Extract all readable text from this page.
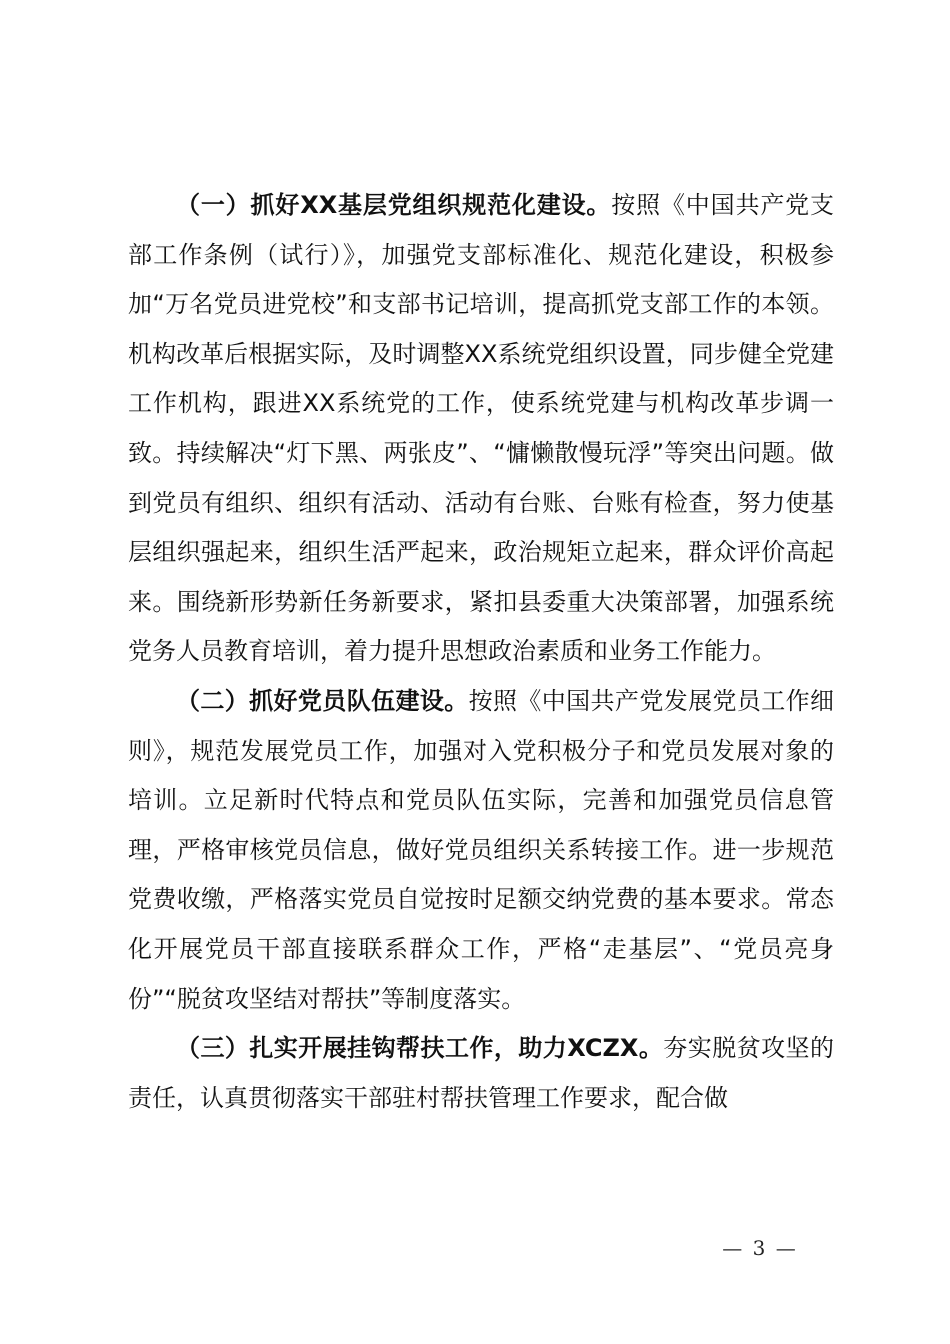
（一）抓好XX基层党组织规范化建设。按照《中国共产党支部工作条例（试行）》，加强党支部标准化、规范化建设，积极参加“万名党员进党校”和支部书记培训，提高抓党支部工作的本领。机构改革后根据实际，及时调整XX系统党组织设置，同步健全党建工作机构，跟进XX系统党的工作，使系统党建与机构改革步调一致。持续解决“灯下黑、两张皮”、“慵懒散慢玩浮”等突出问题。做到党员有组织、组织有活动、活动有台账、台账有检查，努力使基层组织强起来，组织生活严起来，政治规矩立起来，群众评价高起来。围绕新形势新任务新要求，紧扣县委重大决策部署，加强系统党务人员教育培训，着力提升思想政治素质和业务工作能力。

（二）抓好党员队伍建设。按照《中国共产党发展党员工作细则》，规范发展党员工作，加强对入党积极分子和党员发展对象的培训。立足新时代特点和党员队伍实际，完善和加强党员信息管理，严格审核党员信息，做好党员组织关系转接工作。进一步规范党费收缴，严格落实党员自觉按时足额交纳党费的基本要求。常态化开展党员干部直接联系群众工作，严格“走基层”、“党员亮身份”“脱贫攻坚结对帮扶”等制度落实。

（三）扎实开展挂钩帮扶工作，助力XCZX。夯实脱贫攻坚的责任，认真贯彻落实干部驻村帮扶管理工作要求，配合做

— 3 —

--*--

Task details: Quote the records in their entirety, keeping the wording exact and excluding pictures.

Complete response:
Extract all readable text from this page.
（一）抓好XX基层党组织规范化建设。按照《中国共产党支部工作条例（试行）》，加强党支部标准化、规范化建设，积极参加“万名党员进党校”和支部书记培训，提高抓党支部工作的本领。机构改革后根据实际，及时调整XX系统党组织设置，同步健全党建工作机构，跟进XX系统党的工作，使系统党建与机构改革步调一致。持续解决“灯下黑、两张皮”、“慵懒散慢玩浮”等突出问题。做到党员有组织、组织有活动、活动有台账、台账有检查，努力使基层组织强起来，组织生活严起来，政治规矩立起来，群众评价高起来。围绕新形势新任务新要求，紧扣县委重大决策部署，加强系统党务人员教育培训，着力提升思想政治素质和业务工作能力。

（二）抓好党员队伍建设。按照《中国共产党发展党员工作细则》，规范发展党员工作，加强对入党积极分子和党员发展对象的培训。立足新时代特点和党员队伍实际，完善和加强党员信息管理，严格审核党员信息，做好党员组织关系转接工作。进一步规范党费收缴，严格落实党员自觉按时足额交纳党费的基本要求。常态化开展党员干部直接联系群众工作，严格“走基层”、“党员亮身份”“脱贫攻坚结对帮扶”等制度落实。

（三）扎实开展挂钩帮扶工作，助力XCZX。夯实脱贫攻坚的责任，认真贯彻落实干部驻村帮扶管理工作要求，配合做

— 3 —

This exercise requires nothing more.